→ **PROBLEM DESCRIPTION**
From the entries that follow, pick out all lines holding "only".

→ **MATERIAL PROVIDED**
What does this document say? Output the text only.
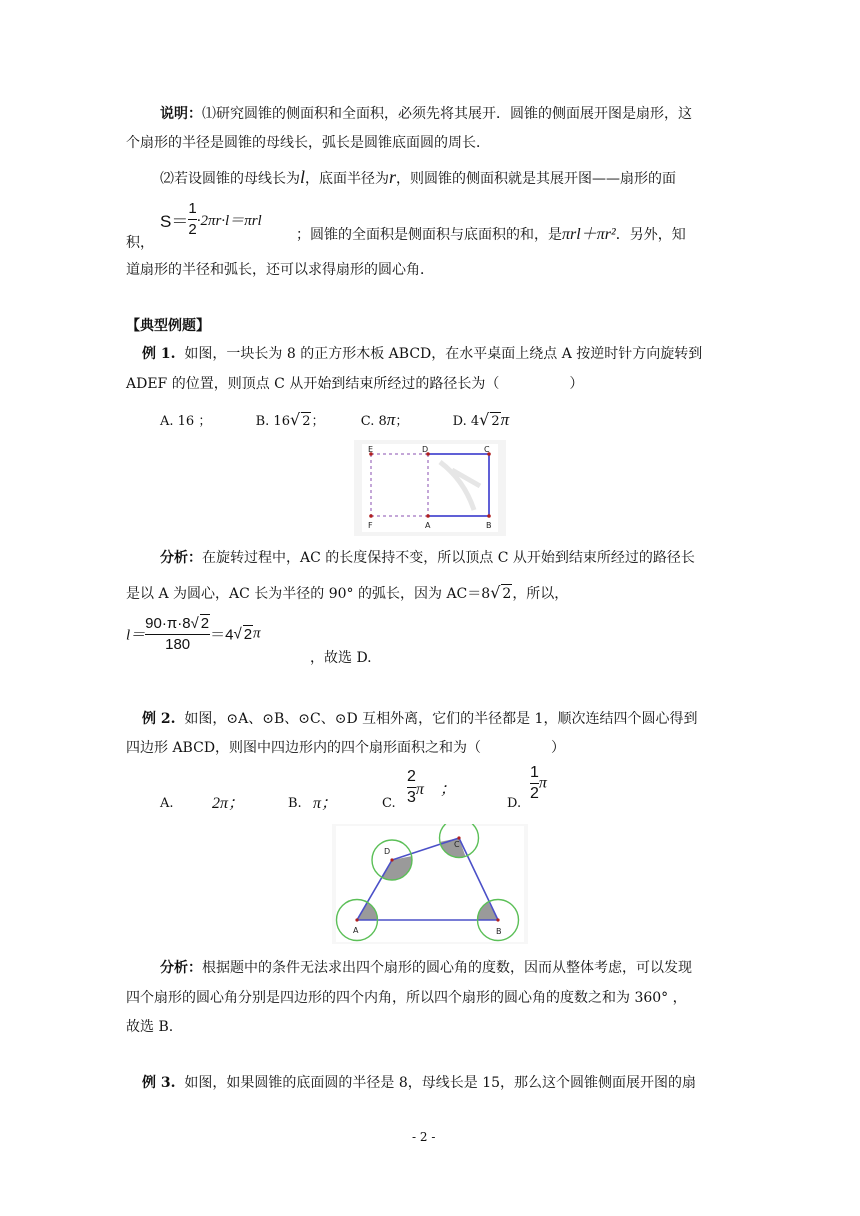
说明：⑴研究圆锥的侧面积和全面积，必须先将其展开．圆锥的侧面展开图是扇形，这
个扇形的半径是圆锥的母线长，弧长是圆锥底面圆的周长．
⑵若设圆锥的母线长为l，底面半径为r，则圆锥的侧面积就是其展开图——扇形的面
积，
$S= \frac{1}{2} \cdot 2\pi r\cdot l=\pi rl$
；圆锥的全面积是侧面积与底面积的和，是πrl＋πr²．另外，知
道扇形的半径和弧长，还可以求得扇形的圆心角．
【典型例题】
例 1. 如图，一块长为 8 的正方形木板 ABCD，在水平桌面上绕点 A 按逆时针方向旋转到
ADEF 的位置，则顶点 C 从开始到结束所经过的路径长为（　　　　　）
A. 16 ；	B. 16√ 2；	C. 8π；	D. 4√ 2π
E	D	C
F	A	B
分析：在旋转过程中，AC 的长度保持不变，所以顶点 C 从开始到结束所经过的路径长
是以 A 为圆心，AC 长为半径的 90° 的弧长，因为 AC＝8√ 2，所以，
$l= \frac{90\cdot\pi\cdot 8√ 2}{180} =4√$ 2π
，故选 D.
例 2. 如图，⊙A、⊙B、⊙C、⊙D 互相外离，它们的半径都是 1，顺次连结四个圆心得到
四边形 ABCD，则图中四边形内的四个扇形面积之和为（　　　　　）
A. 2π；	B. π；	C. $\frac{2}{3}$ π　；
D.
$\frac{1}{2}$ π
D
C
A	B
分析：根据题中的条件无法求出四个扇形的圆心角的度数，因而从整体考虑，可以发现
四个扇形的圆心角分别是四边形的四个内角，所以四个扇形的圆心角的度数之和为 360° ，
故选 B.
例 3. 如图，如果圆锥的底面圆的半径是 8，母线长是 15，那么这个圆锥侧面展开图的扇
- 2 -
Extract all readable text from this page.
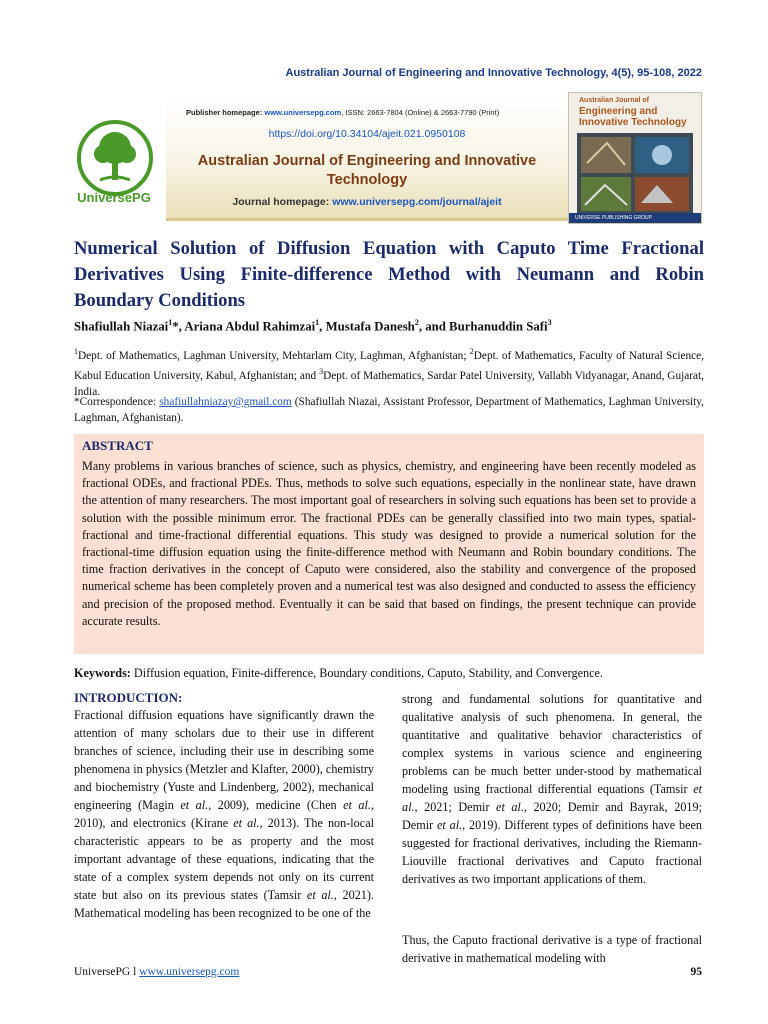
Australian Journal of Engineering and Innovative Technology, 4(5), 95-108, 2022
UniversePG
Publisher homepage: www.universepg.com, ISSN: 2663-7804 (Online) & 2663-7790 (Print)
https://doi.org/10.34104/ajeit.021.0950108
Australian Journal of Engineering and Innovative
Technology
Journal homepage: www.universepg.com/journal/ajeit
Australian Journal of
Engineering and
Innovative Technology
UNIVERSE PUBLISHING GROUP
Numerical Solution of Diffusion Equation with Caputo Time Fractional Derivatives Using Finite-difference Method with Neumann and Robin Boundary Conditions
Shafiullah Niazai$^1$*, Ariana Abdul Rahimzai$^1$, Mustafa Danesh$^2$, and Burhanuddin Safi$^3$
$^1$Dept. of Mathematics, Laghman University, Mehtarlam City, Laghman, Afghanistan; $^2$Dept. of Mathematics, Faculty of Natural Science, Kabul Education University, Kabul, Afghanistan; and $^3$Dept. of Mathematics, Sardar Patel University, Vallabh Vidyanagar, Anand, Gujarat, India.
*Correspondence: shafiullahniazay@gmail.com (Shafiullah Niazai, Assistant Professor, Department of Mathematics, Laghman University, Laghman, Afghanistan).
ABSTRACT
Many problems in various branches of science, such as physics, chemistry, and engineering have been recently modeled as fractional ODEs, and fractional PDEs. Thus, methods to solve such equations, especially in the nonlinear state, have drawn the attention of many researchers. The most important goal of researchers in solving such equations has been set to provide a solution with the possible minimum error. The fractional PDEs can be generally classified into two main types, spatial-fractional and time-fractional differential equations. This study was designed to provide a numerical solution for the fractional-time diffusion equation using the finite-difference method with Neumann and Robin boundary conditions. The time fraction derivatives in the concept of Caputo were considered, also the stability and convergence of the proposed numerical scheme has been completely proven and a numerical test was also designed and conducted to assess the efficiency and precision of the proposed method. Eventually it can be said that based on findings, the present technique can provide accurate results.
Keywords: Diffusion equation, Finite-difference, Boundary conditions, Caputo, Stability, and Convergence.
INTRODUCTION:
Fractional diffusion equations have significantly drawn the attention of many scholars due to their use in different branches of science, including their use in describing some phenomena in physics (Metzler and Klafter, 2000), chemistry and biochemistry (Yuste and Lindenberg, 2002), mechanical engineering (Magin et al., 2009), medicine (Chen et al., 2010), and electronics (Kirane et al., 2013). The non-local characteristic appears to be as property and the most important advantage of these equations, indicating that the state of a complex system depends not only on its current state but also on its previous states (Tamsir et al., 2021). Mathematical modeling has been recognized to be one of the
strong and fundamental solutions for quantitative and qualitative analysis of such phenomena. In general, the quantitative and qualitative behavior characteristics of complex systems in various science and engineering problems can be much better under-stood by mathematical modeling using fractional differential equations (Tamsir et al., 2021; Demir et al., 2020; Demir and Bayrak, 2019; Demir et al., 2019). Different types of definitions have been suggested for fractional derivatives, including the Riemann-Liouville fractional derivatives and Caputo fractional derivatives as two important applications of them.
Thus, the Caputo fractional derivative is a type of fractional derivative in mathematical modeling with
UniversePG l www.universepg.com	95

→ **FULL SOLUTION**
What does this document say? Output the text only.
Fractional diffusion equations have significantly drawn the attention of many scholars due to their use in different branches of science, including their use in describing some phenomena in physics (Metzler and Klafter, 2000), chemistry and biochemistry (Yuste and Lindenberg, 2002), mechanical engineering (Magin et al., 2009), medicine (Chen et al., 2010), and electronics (Kirane et al., 2013). The non-local characteristic appears to be as property and the most important advantage of these equations, indicating that the state of a complex system depends not only on its current state but also on its previous states (Tamsir et al., 2021). Mathematical modeling has been recognized to be one of the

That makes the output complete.